- Short task
Each entry that follows must be output without any deviation.

- Material supplied
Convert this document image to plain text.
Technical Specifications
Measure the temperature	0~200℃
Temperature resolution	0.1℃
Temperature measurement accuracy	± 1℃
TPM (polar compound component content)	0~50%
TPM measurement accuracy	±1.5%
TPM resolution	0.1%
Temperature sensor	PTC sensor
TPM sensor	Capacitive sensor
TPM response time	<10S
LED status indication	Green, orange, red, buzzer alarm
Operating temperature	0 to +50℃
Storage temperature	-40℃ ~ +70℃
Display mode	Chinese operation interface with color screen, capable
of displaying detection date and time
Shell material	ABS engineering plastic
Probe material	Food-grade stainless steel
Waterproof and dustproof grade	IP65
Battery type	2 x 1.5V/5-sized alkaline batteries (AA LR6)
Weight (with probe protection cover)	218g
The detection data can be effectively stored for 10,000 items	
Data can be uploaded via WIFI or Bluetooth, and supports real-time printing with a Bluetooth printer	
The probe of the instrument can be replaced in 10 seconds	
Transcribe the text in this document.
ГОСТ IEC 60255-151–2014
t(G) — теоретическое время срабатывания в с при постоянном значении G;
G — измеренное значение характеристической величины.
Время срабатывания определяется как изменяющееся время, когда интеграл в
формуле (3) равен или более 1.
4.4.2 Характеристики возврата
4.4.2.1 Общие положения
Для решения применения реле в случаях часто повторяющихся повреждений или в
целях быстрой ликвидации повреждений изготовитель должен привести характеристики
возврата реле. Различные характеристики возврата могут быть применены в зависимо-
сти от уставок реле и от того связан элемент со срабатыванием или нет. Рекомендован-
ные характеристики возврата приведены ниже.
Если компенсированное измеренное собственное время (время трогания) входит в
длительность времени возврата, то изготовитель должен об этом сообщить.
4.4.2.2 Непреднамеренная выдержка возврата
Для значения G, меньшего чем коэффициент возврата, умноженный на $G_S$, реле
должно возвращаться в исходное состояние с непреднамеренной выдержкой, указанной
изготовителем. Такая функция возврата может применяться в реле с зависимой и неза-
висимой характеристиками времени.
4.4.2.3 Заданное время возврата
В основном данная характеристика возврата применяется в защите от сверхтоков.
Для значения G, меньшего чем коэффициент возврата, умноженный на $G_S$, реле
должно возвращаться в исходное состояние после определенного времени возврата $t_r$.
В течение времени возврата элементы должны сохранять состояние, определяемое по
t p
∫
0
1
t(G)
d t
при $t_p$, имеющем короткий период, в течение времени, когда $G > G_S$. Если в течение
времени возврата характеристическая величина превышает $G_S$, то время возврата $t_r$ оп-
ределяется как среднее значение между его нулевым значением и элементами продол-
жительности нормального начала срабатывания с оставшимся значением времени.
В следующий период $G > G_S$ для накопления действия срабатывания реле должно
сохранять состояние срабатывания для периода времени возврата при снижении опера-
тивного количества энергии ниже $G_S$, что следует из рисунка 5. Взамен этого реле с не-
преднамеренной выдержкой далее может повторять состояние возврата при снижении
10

- Answer in full
Convert this document image to plain text.
Technical Specifications
Measure the temperature	0~200℃
Temperature resolution	0.1℃
Temperature measurement accuracy	± 1℃
TPM (polar compound component content)	0~50%
TPM measurement accuracy	±1.5%
TPM resolution	0.1%
Temperature sensor	PTC sensor
TPM sensor	Capacitive sensor
TPM response time	<10S
LED status indication	Green, orange, red, buzzer alarm
Operating temperature	0 to +50℃
Storage temperature	-40℃ ~ +70℃
Display mode	Chinese operation interface with color screen, capable
of displaying detection date and time
Shell material	ABS engineering plastic
Probe material	Food-grade stainless steel
Waterproof and dustproof grade	IP65
Battery type	2 x 1.5V/5-sized alkaline batteries (AA LR6)
Weight (with probe protection cover)	218g
The detection data can be effectively stored for 10,000 items	
Data can be uploaded via WIFI or Bluetooth, and supports real-time printing with a Bluetooth printer	
The probe of the instrument can be replaced in 10 seconds	
Transcribe the text in this document.
ГОСТ IEC 60255-151–2014
t(G) — теоретическое время срабатывания в с при постоянном значении G;
G — измеренное значение характеристической величины.
Время срабатывания определяется как изменяющееся время, когда интеграл в
формуле (3) равен или более 1.
4.4.2 Характеристики возврата
4.4.2.1 Общие положения
Для решения применения реле в случаях часто повторяющихся повреждений или в
целях быстрой ликвидации повреждений изготовитель должен привести характеристики
возврата реле. Различные характеристики возврата могут быть применены в зависимо-
сти от уставок реле и от того связан элемент со срабатыванием или нет. Рекомендован-
ные характеристики возврата приведены ниже.
Если компенсированное измеренное собственное время (время трогания) входит в
длительность времени возврата, то изготовитель должен об этом сообщить.
4.4.2.2 Непреднамеренная выдержка возврата
Для значения G, меньшего чем коэффициент возврата, умноженный на $G_S$, реле
должно возвращаться в исходное состояние с непреднамеренной выдержкой, указанной
изготовителем. Такая функция возврата может применяться в реле с зависимой и неза-
висимой характеристиками времени.
4.4.2.3 Заданное время возврата
В основном данная характеристика возврата применяется в защите от сверхтоков.
Для значения G, меньшего чем коэффициент возврата, умноженный на $G_S$, реле
должно возвращаться в исходное состояние после определенного времени возврата $t_r$.
В течение времени возврата элементы должны сохранять состояние, определяемое по
t p
∫
0
1
t(G)
d t
при $t_p$, имеющем короткий период, в течение времени, когда $G > G_S$. Если в течение
времени возврата характеристическая величина превышает $G_S$, то время возврата $t_r$ оп-
ределяется как среднее значение между его нулевым значением и элементами продол-
жительности нормального начала срабатывания с оставшимся значением времени.
В следующий период $G > G_S$ для накопления действия срабатывания реле должно
сохранять состояние срабатывания для периода времени возврата при снижении опера-
тивного количества энергии ниже $G_S$, что следует из рисунка 5. Взамен этого реле с не-
преднамеренной выдержкой далее может повторять состояние возврата при снижении
10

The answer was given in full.